===== DATA SHOWN =====
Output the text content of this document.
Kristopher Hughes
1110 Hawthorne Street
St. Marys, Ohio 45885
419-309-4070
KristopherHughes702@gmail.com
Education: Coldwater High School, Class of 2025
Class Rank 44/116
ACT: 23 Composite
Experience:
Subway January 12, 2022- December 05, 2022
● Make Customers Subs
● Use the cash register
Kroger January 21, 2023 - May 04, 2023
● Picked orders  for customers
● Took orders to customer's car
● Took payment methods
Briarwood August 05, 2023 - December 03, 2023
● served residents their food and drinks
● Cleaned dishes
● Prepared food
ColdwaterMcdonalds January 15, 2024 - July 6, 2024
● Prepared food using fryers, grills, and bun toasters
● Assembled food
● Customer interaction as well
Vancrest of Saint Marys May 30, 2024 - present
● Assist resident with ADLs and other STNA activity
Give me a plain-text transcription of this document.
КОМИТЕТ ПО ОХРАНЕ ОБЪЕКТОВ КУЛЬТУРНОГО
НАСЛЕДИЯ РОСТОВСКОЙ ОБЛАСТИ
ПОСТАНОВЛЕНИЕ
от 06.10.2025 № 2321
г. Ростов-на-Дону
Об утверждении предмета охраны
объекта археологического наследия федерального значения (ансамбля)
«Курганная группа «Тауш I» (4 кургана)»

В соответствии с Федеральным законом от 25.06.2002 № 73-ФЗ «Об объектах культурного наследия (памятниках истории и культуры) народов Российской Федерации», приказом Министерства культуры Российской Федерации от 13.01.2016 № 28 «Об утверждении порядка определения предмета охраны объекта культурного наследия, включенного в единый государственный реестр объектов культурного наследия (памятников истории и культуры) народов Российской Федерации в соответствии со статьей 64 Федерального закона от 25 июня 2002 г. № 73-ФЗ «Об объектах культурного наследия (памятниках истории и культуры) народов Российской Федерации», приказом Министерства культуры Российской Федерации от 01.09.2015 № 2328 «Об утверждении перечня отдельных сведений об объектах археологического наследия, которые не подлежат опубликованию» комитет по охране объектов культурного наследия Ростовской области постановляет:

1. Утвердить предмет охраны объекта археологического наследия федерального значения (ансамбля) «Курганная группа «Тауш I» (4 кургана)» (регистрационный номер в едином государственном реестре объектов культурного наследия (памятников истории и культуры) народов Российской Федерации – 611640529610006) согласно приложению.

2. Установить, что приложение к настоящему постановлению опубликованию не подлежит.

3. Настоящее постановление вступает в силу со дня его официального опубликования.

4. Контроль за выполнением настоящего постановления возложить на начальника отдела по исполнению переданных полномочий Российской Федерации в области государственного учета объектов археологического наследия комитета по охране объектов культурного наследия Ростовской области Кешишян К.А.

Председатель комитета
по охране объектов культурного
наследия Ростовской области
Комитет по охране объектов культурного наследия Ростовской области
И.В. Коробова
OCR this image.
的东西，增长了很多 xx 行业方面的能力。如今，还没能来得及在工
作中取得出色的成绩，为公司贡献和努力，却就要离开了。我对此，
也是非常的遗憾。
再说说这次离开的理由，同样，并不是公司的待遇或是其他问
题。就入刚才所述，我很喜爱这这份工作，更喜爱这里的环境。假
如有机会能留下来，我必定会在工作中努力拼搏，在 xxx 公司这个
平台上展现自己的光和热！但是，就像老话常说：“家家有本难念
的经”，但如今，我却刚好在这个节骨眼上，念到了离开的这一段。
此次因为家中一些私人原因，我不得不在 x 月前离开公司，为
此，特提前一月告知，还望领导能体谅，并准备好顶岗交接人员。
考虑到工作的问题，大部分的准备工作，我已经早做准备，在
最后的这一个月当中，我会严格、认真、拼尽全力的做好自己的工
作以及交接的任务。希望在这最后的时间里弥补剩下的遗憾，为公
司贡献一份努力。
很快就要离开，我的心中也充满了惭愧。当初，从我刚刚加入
=====
*STATED EXERCISE*:
Copy each line above where the string "ансамбля" occurs.

*COMPLETE OUTPUT*:
объекта археологического наследия федерального значения (ансамбля)
1. Утвердить предмет охраны объекта археологического наследия федерального значения (ансамбля) «Курганная группа «Тауш I» (4 кургана)» (регистрационный номер в едином государственном реестре объектов культурного наследия (памятников истории и культуры) народов Российской Федерации – 611640529610006) согласно приложению.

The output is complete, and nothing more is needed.